▶ [The request]: Copy each line of the records that contains the word "test".

▶ [Rows]:
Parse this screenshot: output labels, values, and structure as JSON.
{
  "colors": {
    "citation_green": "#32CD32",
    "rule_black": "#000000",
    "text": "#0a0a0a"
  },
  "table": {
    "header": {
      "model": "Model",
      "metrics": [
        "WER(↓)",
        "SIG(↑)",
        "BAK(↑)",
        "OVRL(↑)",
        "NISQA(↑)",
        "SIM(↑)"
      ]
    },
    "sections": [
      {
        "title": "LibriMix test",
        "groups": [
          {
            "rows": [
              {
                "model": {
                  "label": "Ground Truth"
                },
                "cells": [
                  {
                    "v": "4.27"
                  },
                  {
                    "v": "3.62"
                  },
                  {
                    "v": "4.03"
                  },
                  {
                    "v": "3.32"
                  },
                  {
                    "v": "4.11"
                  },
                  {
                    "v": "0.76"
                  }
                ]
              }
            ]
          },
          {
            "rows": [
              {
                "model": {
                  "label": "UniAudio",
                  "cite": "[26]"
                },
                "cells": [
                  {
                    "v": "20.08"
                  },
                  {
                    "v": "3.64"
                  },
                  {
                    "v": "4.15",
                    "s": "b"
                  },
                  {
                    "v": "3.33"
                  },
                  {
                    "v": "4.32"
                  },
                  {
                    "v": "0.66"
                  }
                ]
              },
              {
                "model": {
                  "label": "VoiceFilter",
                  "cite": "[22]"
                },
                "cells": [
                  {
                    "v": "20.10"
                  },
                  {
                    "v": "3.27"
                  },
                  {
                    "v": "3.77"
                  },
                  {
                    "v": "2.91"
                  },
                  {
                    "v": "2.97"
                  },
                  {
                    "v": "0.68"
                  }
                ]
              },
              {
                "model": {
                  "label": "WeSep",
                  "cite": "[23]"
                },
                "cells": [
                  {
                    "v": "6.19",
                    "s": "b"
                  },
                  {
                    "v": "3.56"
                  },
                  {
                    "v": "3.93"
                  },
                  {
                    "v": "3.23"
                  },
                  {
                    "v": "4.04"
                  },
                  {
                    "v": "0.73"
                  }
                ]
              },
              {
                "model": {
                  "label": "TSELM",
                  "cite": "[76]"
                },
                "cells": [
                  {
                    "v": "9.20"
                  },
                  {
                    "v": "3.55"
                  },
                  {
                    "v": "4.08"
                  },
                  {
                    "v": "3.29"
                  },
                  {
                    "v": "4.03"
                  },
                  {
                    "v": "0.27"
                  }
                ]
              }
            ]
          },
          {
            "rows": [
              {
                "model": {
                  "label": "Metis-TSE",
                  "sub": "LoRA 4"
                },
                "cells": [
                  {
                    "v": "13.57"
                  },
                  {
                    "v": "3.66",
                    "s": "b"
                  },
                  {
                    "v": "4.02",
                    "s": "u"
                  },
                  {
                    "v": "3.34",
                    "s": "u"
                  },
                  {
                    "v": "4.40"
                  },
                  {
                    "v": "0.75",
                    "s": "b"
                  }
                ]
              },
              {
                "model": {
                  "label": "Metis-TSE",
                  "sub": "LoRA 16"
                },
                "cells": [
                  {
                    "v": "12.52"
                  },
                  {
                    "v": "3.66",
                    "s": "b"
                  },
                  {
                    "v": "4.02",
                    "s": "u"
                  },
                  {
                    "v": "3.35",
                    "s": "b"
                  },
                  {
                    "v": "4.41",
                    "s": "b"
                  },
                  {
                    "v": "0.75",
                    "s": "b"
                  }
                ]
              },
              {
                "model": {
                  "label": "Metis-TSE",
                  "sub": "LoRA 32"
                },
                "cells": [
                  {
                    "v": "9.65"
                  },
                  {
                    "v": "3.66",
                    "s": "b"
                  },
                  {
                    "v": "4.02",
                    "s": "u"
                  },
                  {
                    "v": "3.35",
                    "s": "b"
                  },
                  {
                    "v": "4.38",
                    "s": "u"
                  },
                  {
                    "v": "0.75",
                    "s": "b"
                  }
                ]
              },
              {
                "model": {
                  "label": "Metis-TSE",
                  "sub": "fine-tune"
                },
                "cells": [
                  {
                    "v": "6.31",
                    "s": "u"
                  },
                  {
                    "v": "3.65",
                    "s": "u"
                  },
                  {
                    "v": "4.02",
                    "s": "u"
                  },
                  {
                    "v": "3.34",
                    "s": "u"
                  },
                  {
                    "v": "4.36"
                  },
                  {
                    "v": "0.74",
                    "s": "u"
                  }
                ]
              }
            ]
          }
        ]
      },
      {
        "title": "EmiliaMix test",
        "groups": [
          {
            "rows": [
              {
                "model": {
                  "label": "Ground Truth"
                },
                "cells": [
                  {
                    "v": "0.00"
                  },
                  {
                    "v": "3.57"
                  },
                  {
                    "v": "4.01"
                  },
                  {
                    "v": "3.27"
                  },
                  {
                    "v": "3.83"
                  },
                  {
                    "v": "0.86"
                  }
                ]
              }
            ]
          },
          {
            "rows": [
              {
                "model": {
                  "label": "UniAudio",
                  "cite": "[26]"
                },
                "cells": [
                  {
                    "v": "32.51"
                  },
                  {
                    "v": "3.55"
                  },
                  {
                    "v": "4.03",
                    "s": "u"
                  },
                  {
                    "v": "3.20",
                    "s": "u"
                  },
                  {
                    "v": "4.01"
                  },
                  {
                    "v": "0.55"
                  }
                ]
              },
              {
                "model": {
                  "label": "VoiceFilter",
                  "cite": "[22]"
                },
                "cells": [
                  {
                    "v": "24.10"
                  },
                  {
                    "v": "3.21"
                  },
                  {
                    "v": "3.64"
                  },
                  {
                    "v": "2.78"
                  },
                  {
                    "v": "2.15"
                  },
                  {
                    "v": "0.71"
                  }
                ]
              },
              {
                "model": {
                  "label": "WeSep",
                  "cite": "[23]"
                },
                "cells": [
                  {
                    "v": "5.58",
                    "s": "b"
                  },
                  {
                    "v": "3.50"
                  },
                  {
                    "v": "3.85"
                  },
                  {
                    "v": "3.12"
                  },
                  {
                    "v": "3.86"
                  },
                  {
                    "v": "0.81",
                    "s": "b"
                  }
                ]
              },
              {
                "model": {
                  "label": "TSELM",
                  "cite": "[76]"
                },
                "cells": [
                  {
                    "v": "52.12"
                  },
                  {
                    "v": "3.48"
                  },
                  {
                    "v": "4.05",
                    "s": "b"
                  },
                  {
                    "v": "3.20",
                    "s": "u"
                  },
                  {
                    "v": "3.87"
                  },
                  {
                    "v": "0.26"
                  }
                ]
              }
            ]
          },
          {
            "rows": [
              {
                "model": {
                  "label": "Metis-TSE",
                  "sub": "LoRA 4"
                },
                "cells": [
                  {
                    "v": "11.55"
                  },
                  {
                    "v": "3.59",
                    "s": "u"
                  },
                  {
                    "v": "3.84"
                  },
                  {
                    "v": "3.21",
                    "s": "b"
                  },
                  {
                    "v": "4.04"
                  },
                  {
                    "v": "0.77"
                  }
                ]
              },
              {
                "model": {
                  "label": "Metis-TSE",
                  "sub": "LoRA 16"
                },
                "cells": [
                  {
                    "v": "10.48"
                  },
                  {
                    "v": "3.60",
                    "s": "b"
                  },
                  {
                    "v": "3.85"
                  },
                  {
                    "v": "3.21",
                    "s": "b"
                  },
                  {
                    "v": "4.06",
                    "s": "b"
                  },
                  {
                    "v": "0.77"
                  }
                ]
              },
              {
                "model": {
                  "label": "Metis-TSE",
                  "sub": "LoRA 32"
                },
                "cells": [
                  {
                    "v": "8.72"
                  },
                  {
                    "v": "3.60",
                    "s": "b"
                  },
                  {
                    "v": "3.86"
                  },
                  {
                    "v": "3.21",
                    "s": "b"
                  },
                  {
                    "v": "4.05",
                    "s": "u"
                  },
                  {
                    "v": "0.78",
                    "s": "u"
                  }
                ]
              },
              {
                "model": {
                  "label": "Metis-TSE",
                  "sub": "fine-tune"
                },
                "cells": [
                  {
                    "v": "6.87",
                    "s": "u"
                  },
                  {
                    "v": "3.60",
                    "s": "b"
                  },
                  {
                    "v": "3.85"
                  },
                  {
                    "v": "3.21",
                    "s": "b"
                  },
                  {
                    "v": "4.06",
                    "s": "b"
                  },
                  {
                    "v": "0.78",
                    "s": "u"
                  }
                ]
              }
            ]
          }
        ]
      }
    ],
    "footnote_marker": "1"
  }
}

▶ [Full solution]:
        "title": "LibriMix test",
        "title": "EmiliaMix test",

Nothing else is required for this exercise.